**CONSEGNA:** Riporta testualmente le righe delle voci, dalla prima fino a quella che contiene "sum-line <box>114 618 206 620</box>", entrambe incluse.

======== RACCOLTA DI VOCI ========

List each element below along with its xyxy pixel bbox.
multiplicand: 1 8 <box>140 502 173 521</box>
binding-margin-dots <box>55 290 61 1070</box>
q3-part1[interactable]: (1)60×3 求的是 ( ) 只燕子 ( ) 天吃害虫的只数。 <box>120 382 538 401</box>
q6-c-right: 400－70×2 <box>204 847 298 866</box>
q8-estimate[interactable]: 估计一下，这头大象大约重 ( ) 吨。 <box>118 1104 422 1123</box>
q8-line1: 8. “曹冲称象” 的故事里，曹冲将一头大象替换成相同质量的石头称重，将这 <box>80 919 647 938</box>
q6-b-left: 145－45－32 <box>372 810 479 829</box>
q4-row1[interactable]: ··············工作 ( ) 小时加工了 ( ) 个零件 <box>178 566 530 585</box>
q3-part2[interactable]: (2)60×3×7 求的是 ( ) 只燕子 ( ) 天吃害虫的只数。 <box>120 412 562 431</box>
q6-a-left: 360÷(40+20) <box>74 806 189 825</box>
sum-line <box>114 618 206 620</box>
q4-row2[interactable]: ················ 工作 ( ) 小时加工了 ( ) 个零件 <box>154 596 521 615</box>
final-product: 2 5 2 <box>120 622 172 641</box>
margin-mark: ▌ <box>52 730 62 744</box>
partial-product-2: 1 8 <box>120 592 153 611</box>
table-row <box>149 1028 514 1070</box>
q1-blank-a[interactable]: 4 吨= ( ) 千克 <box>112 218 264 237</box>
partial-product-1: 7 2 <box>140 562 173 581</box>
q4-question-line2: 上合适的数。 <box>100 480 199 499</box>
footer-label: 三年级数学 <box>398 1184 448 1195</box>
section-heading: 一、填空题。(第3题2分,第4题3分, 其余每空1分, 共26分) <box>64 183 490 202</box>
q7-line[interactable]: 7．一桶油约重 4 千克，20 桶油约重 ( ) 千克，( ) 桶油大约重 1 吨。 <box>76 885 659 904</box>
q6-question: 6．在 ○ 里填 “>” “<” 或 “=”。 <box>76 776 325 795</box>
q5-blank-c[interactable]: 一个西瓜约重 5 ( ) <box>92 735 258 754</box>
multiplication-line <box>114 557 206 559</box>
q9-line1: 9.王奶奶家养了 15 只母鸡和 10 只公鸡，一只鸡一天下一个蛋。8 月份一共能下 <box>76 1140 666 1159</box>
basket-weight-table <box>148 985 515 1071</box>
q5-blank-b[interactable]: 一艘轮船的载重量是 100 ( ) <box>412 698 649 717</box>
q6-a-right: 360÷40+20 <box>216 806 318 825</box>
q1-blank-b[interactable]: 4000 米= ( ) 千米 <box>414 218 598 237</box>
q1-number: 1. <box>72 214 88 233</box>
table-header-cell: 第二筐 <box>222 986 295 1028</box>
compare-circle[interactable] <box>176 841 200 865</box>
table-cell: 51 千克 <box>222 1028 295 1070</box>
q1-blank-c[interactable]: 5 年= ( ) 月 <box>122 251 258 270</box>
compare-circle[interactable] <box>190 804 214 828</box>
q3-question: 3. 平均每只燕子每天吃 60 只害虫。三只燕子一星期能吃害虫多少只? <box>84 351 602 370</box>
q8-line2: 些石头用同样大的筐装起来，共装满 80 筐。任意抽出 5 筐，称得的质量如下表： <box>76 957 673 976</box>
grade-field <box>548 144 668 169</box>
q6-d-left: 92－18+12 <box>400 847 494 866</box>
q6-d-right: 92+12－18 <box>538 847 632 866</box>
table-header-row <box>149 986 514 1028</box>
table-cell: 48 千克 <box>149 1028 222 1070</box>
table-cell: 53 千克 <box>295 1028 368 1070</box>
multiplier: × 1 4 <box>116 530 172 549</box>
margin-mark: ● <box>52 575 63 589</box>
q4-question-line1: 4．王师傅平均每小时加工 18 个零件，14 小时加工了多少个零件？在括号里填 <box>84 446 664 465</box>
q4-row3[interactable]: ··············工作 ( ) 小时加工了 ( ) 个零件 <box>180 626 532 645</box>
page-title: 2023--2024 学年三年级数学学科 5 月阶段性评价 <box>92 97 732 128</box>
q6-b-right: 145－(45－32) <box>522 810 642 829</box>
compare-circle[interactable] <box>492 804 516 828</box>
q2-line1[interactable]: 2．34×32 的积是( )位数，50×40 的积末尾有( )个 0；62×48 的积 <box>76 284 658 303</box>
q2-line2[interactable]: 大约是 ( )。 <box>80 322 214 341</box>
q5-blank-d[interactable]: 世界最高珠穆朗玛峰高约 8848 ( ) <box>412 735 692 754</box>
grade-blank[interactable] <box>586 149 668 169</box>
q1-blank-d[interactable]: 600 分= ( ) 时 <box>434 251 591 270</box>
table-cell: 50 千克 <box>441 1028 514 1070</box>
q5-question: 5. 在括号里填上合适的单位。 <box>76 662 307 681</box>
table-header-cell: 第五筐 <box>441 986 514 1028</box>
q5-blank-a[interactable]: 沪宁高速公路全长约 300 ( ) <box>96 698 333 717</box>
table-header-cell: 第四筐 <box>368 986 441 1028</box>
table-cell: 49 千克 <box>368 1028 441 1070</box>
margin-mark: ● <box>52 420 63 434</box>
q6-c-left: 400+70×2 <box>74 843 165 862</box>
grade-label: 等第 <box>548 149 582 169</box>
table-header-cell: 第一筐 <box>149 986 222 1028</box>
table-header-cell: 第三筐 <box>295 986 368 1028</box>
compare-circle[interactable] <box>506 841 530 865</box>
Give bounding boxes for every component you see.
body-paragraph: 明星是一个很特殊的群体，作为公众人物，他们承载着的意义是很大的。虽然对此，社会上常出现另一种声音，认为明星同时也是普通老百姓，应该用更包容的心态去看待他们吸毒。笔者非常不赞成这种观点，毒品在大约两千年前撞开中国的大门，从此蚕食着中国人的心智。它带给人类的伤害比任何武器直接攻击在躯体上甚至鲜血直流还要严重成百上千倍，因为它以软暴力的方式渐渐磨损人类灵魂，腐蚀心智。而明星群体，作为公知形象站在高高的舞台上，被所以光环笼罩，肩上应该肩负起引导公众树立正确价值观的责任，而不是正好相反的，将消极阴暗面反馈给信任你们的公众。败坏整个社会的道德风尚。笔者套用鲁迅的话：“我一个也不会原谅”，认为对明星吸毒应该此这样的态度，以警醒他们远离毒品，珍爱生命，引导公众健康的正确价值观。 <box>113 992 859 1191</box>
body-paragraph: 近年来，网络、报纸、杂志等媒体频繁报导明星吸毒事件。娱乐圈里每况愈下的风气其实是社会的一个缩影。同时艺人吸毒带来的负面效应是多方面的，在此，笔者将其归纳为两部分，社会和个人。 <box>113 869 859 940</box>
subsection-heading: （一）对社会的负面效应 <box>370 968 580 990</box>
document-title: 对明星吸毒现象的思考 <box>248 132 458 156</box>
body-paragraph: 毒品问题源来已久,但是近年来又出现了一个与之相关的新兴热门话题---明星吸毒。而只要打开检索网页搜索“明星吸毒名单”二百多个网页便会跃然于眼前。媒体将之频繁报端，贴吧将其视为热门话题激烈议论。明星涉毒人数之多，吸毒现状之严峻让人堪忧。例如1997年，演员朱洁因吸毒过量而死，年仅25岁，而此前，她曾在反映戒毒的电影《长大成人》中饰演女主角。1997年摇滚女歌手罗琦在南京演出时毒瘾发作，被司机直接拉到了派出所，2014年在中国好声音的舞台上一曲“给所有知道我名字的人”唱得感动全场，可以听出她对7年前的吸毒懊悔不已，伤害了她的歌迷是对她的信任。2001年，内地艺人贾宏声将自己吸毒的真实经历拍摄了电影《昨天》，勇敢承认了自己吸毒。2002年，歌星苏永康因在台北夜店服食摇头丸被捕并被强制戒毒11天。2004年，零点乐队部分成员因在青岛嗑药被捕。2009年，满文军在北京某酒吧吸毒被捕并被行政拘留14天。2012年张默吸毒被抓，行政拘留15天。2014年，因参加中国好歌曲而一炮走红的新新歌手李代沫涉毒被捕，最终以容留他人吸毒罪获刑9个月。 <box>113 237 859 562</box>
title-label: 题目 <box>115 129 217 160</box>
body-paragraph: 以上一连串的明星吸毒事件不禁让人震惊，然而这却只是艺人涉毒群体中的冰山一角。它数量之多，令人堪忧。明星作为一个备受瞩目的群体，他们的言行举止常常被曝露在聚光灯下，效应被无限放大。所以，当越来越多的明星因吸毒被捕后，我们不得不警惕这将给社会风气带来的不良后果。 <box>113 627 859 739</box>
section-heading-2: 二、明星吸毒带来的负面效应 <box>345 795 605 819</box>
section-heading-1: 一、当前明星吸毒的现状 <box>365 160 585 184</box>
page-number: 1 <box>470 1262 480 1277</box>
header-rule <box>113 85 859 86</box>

========

**RISPOSTA ATTESA:**
List each element below along with its xyxy pixel bbox.
multiplicand: 1 8 <box>140 502 173 521</box>
binding-margin-dots <box>55 290 61 1070</box>
q3-part1[interactable]: (1)60×3 求的是 ( ) 只燕子 ( ) 天吃害虫的只数。 <box>120 382 538 401</box>
q6-c-right: 400－70×2 <box>204 847 298 866</box>
q8-estimate[interactable]: 估计一下，这头大象大约重 ( ) 吨。 <box>118 1104 422 1123</box>
q8-line1: 8. “曹冲称象” 的故事里，曹冲将一头大象替换成相同质量的石头称重，将这 <box>80 919 647 938</box>
q6-b-left: 145－45－32 <box>372 810 479 829</box>
q4-row1[interactable]: ··············工作 ( ) 小时加工了 ( ) 个零件 <box>178 566 530 585</box>
q3-part2[interactable]: (2)60×3×7 求的是 ( ) 只燕子 ( ) 天吃害虫的只数。 <box>120 412 562 431</box>
q6-a-left: 360÷(40+20) <box>74 806 189 825</box>
sum-line <box>114 618 206 620</box>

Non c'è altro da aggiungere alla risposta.